**SET TASK:**
Output the lines that follow exactly as they are.

· · ·

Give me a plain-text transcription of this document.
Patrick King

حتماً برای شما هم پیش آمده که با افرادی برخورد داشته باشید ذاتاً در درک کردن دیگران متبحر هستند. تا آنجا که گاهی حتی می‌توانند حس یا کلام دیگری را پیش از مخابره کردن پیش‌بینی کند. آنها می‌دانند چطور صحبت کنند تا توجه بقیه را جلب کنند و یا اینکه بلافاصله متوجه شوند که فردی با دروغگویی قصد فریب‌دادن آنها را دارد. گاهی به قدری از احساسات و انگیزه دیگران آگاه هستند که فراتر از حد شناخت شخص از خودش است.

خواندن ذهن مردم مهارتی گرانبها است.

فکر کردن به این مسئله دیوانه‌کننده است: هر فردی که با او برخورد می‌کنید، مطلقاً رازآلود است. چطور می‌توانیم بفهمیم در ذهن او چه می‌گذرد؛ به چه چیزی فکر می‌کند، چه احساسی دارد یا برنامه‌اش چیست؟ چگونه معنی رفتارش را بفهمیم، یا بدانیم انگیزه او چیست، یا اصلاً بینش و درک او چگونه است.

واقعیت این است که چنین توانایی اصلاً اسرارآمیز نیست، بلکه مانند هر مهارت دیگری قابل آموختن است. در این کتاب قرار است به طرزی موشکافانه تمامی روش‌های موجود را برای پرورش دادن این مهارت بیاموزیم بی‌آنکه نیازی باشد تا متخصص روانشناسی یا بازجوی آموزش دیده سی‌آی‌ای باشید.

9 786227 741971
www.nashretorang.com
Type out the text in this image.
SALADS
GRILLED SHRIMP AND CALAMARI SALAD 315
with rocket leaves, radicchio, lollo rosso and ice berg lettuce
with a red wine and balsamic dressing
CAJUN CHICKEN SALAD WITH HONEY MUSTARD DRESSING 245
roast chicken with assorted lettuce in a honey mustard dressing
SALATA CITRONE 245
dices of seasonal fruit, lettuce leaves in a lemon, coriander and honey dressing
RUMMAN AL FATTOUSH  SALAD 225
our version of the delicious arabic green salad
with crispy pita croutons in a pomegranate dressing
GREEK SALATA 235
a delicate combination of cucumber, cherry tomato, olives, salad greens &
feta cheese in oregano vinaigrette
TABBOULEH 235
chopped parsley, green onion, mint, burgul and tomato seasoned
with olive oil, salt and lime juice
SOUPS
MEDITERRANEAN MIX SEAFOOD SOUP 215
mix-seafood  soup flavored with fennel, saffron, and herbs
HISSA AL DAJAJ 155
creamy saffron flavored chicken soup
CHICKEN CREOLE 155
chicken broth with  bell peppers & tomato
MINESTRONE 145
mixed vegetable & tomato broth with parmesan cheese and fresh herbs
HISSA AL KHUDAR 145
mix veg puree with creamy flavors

· · ·

**TASK RESPONSE:**
Give me a plain-text transcription of this document.
Patrick King

حتماً برای شما هم پیش آمده که با افرادی برخورد داشته باشید ذاتاً در درک کردن دیگران متبحر هستند. تا آنجا که گاهی حتی می‌توانند حس یا کلام دیگری را پیش از مخابره کردن پیش‌بینی کند. آنها می‌دانند چطور صحبت کنند تا توجه بقیه را جلب کنند و یا اینکه بلافاصله متوجه شوند که فردی با دروغگویی قصد فریب‌دادن آنها را دارد. گاهی به قدری از احساسات و انگیزه دیگران آگاه هستند که فراتر از حد شناخت شخص از خودش است.

خواندن ذهن مردم مهارتی گرانبها است.

فکر کردن به این مسئله دیوانه‌کننده است: هر فردی که با او برخورد می‌کنید، مطلقاً رازآلود است. چطور می‌توانیم بفهمیم در ذهن او چه می‌گذرد؛ به چه چیزی فکر می‌کند، چه احساسی دارد یا برنامه‌اش چیست؟ چگونه معنی رفتارش را بفهمیم، یا بدانیم انگیزه او چیست، یا اصلاً بینش و درک او چگونه است.

واقعیت این است که چنین توانایی اصلاً اسرارآمیز نیست، بلکه مانند هر مهارت دیگری قابل آموختن است. در این کتاب قرار است به طرزی موشکافانه تمامی روش‌های موجود را برای پرورش دادن این مهارت بیاموزیم بی‌آنکه نیازی باشد تا متخصص روانشناسی یا بازجوی آموزش دیده سی‌آی‌ای باشید.

9 786227 741971
www.nashretorang.com
Type out the text in this image.
SALADS
GRILLED SHRIMP AND CALAMARI SALAD 315
with rocket leaves, radicchio, lollo rosso and ice berg lettuce
with a red wine and balsamic dressing
CAJUN CHICKEN SALAD WITH HONEY MUSTARD DRESSING 245
roast chicken with assorted lettuce in a honey mustard dressing
SALATA CITRONE 245
dices of seasonal fruit, lettuce leaves in a lemon, coriander and honey dressing
RUMMAN AL FATTOUSH  SALAD 225
our version of the delicious arabic green salad
with crispy pita croutons in a pomegranate dressing
GREEK SALATA 235
a delicate combination of cucumber, cherry tomato, olives, salad greens &
feta cheese in oregano vinaigrette
TABBOULEH 235
chopped parsley, green onion, mint, burgul and tomato seasoned
with olive oil, salt and lime juice
SOUPS
MEDITERRANEAN MIX SEAFOOD SOUP 215
mix-seafood  soup flavored with fennel, saffron, and herbs
HISSA AL DAJAJ 155
creamy saffron flavored chicken soup
CHICKEN CREOLE 155
chicken broth with  bell peppers & tomato
MINESTRONE 145
mixed vegetable & tomato broth with parmesan cheese and fresh herbs
HISSA AL KHUDAR 145
mix veg puree with creamy flavors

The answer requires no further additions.